**** Information provided

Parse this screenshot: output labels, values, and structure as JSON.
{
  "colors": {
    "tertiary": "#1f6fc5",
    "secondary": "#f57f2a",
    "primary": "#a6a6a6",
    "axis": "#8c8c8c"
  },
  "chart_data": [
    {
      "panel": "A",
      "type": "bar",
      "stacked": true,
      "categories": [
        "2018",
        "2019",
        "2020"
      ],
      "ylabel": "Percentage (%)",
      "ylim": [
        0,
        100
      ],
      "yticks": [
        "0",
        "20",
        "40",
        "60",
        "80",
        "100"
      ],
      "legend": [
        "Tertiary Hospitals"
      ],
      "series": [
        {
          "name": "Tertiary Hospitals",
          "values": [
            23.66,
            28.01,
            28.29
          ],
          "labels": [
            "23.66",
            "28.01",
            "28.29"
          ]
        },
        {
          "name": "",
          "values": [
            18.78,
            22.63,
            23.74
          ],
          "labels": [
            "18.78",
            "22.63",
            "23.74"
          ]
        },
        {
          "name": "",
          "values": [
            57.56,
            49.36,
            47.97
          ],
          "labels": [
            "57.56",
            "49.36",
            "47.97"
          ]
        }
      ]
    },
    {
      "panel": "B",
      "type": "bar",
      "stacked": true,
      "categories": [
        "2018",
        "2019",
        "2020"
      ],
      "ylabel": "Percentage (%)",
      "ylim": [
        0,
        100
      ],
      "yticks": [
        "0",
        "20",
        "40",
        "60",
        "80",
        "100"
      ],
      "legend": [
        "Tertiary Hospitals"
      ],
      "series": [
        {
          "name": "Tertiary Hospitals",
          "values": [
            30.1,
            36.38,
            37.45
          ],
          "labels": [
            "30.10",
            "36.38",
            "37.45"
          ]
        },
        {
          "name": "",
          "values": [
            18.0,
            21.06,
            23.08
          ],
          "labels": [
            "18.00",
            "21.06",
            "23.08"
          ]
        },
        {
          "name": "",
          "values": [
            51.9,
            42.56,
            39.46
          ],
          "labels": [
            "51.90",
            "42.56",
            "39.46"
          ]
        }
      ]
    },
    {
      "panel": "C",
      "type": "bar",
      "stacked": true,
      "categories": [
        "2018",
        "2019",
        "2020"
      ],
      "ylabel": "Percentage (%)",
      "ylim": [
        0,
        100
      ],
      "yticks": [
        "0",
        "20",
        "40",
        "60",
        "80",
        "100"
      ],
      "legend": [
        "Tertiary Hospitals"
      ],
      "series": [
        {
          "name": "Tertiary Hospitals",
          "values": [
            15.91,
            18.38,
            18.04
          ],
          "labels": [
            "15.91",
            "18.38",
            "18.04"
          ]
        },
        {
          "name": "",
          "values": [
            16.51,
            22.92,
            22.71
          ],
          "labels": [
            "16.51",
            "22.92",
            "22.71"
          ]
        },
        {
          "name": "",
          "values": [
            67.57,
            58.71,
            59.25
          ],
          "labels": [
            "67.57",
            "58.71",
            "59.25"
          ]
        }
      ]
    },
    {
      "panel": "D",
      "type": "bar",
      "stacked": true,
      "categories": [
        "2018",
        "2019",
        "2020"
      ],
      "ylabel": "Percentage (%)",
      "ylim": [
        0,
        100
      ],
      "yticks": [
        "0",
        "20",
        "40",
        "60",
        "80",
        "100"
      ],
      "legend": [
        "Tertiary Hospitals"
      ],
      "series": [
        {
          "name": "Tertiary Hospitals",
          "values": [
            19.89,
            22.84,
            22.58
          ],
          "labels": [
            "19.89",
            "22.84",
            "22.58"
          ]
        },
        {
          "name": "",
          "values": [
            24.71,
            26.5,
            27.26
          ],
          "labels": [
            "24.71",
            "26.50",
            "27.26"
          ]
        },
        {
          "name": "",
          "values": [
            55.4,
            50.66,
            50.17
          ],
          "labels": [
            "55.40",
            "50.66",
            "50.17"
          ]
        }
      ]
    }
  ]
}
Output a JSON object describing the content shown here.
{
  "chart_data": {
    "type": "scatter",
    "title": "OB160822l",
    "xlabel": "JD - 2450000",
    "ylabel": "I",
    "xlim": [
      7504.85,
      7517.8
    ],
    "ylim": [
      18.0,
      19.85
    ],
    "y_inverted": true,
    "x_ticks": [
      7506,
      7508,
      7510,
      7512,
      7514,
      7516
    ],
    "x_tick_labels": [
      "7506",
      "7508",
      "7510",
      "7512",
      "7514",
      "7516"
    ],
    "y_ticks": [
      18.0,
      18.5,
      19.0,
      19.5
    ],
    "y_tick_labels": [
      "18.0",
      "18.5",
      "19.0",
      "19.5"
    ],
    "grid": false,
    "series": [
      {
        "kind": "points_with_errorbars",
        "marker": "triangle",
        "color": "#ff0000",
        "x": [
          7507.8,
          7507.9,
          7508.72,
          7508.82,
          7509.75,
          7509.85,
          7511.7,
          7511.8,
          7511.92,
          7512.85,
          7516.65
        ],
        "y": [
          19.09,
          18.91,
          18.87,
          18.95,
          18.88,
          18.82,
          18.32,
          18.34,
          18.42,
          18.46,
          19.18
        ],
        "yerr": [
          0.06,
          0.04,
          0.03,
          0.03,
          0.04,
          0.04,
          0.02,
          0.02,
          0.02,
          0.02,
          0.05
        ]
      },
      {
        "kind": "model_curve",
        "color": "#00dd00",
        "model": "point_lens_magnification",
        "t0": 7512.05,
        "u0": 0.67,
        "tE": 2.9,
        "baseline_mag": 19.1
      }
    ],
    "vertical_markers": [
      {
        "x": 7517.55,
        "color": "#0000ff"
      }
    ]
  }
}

********

### Your goal
Retype all the material above precisely, with no line left out.

### Reply to the task
Parse this screenshot: output labels, values, and structure as JSON.
{
  "colors": {
    "tertiary": "#1f6fc5",
    "secondary": "#f57f2a",
    "primary": "#a6a6a6",
    "axis": "#8c8c8c"
  },
  "chart_data": [
    {
      "panel": "A",
      "type": "bar",
      "stacked": true,
      "categories": [
        "2018",
        "2019",
        "2020"
      ],
      "ylabel": "Percentage (%)",
      "ylim": [
        0,
        100
      ],
      "yticks": [
        "0",
        "20",
        "40",
        "60",
        "80",
        "100"
      ],
      "legend": [
        "Tertiary Hospitals"
      ],
      "series": [
        {
          "name": "Tertiary Hospitals",
          "values": [
            23.66,
            28.01,
            28.29
          ],
          "labels": [
            "23.66",
            "28.01",
            "28.29"
          ]
        },
        {
          "name": "",
          "values": [
            18.78,
            22.63,
            23.74
          ],
          "labels": [
            "18.78",
            "22.63",
            "23.74"
          ]
        },
        {
          "name": "",
          "values": [
            57.56,
            49.36,
            47.97
          ],
          "labels": [
            "57.56",
            "49.36",
            "47.97"
          ]
        }
      ]
    },
    {
      "panel": "B",
      "type": "bar",
      "stacked": true,
      "categories": [
        "2018",
        "2019",
        "2020"
      ],
      "ylabel": "Percentage (%)",
      "ylim": [
        0,
        100
      ],
      "yticks": [
        "0",
        "20",
        "40",
        "60",
        "80",
        "100"
      ],
      "legend": [
        "Tertiary Hospitals"
      ],
      "series": [
        {
          "name": "Tertiary Hospitals",
          "values": [
            30.1,
            36.38,
            37.45
          ],
          "labels": [
            "30.10",
            "36.38",
            "37.45"
          ]
        },
        {
          "name": "",
          "values": [
            18.0,
            21.06,
            23.08
          ],
          "labels": [
            "18.00",
            "21.06",
            "23.08"
          ]
        },
        {
          "name": "",
          "values": [
            51.9,
            42.56,
            39.46
          ],
          "labels": [
            "51.90",
            "42.56",
            "39.46"
          ]
        }
      ]
    },
    {
      "panel": "C",
      "type": "bar",
      "stacked": true,
      "categories": [
        "2018",
        "2019",
        "2020"
      ],
      "ylabel": "Percentage (%)",
      "ylim": [
        0,
        100
      ],
      "yticks": [
        "0",
        "20",
        "40",
        "60",
        "80",
        "100"
      ],
      "legend": [
        "Tertiary Hospitals"
      ],
      "series": [
        {
          "name": "Tertiary Hospitals",
          "values": [
            15.91,
            18.38,
            18.04
          ],
          "labels": [
            "15.91",
            "18.38",
            "18.04"
          ]
        },
        {
          "name": "",
          "values": [
            16.51,
            22.92,
            22.71
          ],
          "labels": [
            "16.51",
            "22.92",
            "22.71"
          ]
        },
        {
          "name": "",
          "values": [
            67.57,
            58.71,
            59.25
          ],
          "labels": [
            "67.57",
            "58.71",
            "59.25"
          ]
        }
      ]
    },
    {
      "panel": "D",
      "type": "bar",
      "stacked": true,
      "categories": [
        "2018",
        "2019",
        "2020"
      ],
      "ylabel": "Percentage (%)",
      "ylim": [
        0,
        100
      ],
      "yticks": [
        "0",
        "20",
        "40",
        "60",
        "80",
        "100"
      ],
      "legend": [
        "Tertiary Hospitals"
      ],
      "series": [
        {
          "name": "Tertiary Hospitals",
          "values": [
            19.89,
            22.84,
            22.58
          ],
          "labels": [
            "19.89",
            "22.84",
            "22.58"
          ]
        },
        {
          "name": "",
          "values": [
            24.71,
            26.5,
            27.26
          ],
          "labels": [
            "24.71",
            "26.50",
            "27.26"
          ]
        },
        {
          "name": "",
          "values": [
            55.4,
            50.66,
            50.17
          ],
          "labels": [
            "55.40",
            "50.66",
            "50.17"
          ]
        }
      ]
    }
  ]
}
Output a JSON object describing the content shown here.
{
  "chart_data": {
    "type": "scatter",
    "title": "OB160822l",
    "xlabel": "JD - 2450000",
    "ylabel": "I",
    "xlim": [
      7504.85,
      7517.8
    ],
    "ylim": [
      18.0,
      19.85
    ],
    "y_inverted": true,
    "x_ticks": [
      7506,
      7508,
      7510,
      7512,
      7514,
      7516
    ],
    "x_tick_labels": [
      "7506",
      "7508",
      "7510",
      "7512",
      "7514",
      "7516"
    ],
    "y_ticks": [
      18.0,
      18.5,
      19.0,
      19.5
    ],
    "y_tick_labels": [
      "18.0",
      "18.5",
      "19.0",
      "19.5"
    ],
    "grid": false,
    "series": [
      {
        "kind": "points_with_errorbars",
        "marker": "triangle",
        "color": "#ff0000",
        "x": [
          7507.8,
          7507.9,
          7508.72,
          7508.82,
          7509.75,
          7509.85,
          7511.7,
          7511.8,
          7511.92,
          7512.85,
          7516.65
        ],
        "y": [
          19.09,
          18.91,
          18.87,
          18.95,
          18.88,
          18.82,
          18.32,
          18.34,
          18.42,
          18.46,
          19.18
        ],
        "yerr": [
          0.06,
          0.04,
          0.03,
          0.03,
          0.04,
          0.04,
          0.02,
          0.02,
          0.02,
          0.02,
          0.05
        ]
      },
      {
        "kind": "model_curve",
        "color": "#00dd00",
        "model": "point_lens_magnification",
        "t0": 7512.05,
        "u0": 0.67,
        "tE": 2.9,
        "baseline_mag": 19.1
      }
    ],
    "vertical_markers": [
      {
        "x": 7517.55,
        "color": "#0000ff"
      }
    ]
  }
}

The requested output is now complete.